EXERCISE BRIEF:
Locate the word "الثروب" in the material, then show every line that holds it.

[Records from a dataset]
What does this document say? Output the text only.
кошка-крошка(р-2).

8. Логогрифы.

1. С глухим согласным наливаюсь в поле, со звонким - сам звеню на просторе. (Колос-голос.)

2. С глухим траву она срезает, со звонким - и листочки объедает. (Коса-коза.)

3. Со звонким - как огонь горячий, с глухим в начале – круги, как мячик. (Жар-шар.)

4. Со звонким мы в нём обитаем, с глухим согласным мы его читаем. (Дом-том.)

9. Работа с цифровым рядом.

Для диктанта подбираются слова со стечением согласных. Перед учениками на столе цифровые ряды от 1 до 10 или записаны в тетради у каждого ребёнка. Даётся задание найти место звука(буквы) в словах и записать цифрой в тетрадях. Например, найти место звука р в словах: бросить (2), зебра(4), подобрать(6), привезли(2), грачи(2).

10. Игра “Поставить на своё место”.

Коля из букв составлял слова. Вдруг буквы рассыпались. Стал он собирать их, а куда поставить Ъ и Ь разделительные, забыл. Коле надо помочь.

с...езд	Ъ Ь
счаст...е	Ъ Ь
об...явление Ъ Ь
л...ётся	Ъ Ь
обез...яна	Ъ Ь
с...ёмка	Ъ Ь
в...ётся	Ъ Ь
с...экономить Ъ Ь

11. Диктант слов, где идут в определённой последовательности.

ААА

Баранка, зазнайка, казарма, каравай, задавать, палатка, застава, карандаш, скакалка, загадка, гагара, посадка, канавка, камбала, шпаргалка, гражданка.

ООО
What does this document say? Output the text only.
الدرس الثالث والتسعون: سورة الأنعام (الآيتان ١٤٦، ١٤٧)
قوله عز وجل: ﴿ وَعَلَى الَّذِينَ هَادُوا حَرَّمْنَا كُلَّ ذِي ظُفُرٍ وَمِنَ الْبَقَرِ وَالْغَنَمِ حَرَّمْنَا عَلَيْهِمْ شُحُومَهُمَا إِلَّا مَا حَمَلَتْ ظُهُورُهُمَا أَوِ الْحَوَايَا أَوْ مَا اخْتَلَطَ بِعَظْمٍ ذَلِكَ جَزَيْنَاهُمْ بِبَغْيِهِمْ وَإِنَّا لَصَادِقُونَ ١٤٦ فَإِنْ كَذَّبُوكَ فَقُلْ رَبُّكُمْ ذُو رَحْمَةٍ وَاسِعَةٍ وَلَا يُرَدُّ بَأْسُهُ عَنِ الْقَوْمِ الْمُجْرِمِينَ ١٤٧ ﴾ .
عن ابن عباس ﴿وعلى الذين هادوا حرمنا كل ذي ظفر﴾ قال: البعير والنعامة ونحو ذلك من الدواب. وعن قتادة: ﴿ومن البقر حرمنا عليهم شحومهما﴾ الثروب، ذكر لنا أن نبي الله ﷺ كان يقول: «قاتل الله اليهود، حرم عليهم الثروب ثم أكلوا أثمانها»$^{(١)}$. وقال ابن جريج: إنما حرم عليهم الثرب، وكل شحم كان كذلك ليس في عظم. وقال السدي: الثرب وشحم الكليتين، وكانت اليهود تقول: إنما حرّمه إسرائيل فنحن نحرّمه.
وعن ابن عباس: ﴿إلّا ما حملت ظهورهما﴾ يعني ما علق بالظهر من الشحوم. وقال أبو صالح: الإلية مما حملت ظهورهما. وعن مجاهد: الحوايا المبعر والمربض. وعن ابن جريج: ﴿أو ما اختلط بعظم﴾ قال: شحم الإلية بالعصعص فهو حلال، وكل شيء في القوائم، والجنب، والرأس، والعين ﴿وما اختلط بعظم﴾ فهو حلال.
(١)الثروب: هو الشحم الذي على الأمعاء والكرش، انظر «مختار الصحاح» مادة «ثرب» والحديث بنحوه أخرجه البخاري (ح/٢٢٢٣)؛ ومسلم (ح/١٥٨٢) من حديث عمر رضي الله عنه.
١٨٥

ANSWER TO THIS PROBLEM:
عن ابن عباس ﴿وعلى الذين هادوا حرمنا كل ذي ظفر﴾ قال: البعير والنعامة ونحو ذلك من الدواب. وعن قتادة: ﴿ومن البقر حرمنا عليهم شحومهما﴾ الثروب، ذكر لنا أن نبي الله ﷺ كان يقول: «قاتل الله اليهود، حرم عليهم الثروب ثم أكلوا أثمانها»$^{(١)}$. وقال ابن جريج: إنما حرم عليهم الثرب، وكل شحم كان كذلك ليس في عظم. وقال السدي: الثرب وشحم الكليتين، وكانت اليهود تقول: إنما حرّمه إسرائيل فنحن نحرّمه.
(١)الثروب: هو الشحم الذي على الأمعاء والكرش، انظر «مختار الصحاح» مادة «ثرب» والحديث بنحوه أخرجه البخاري (ح/٢٢٢٣)؛ ومسلم (ح/١٥٨٢) من حديث عمر رضي الله عنه.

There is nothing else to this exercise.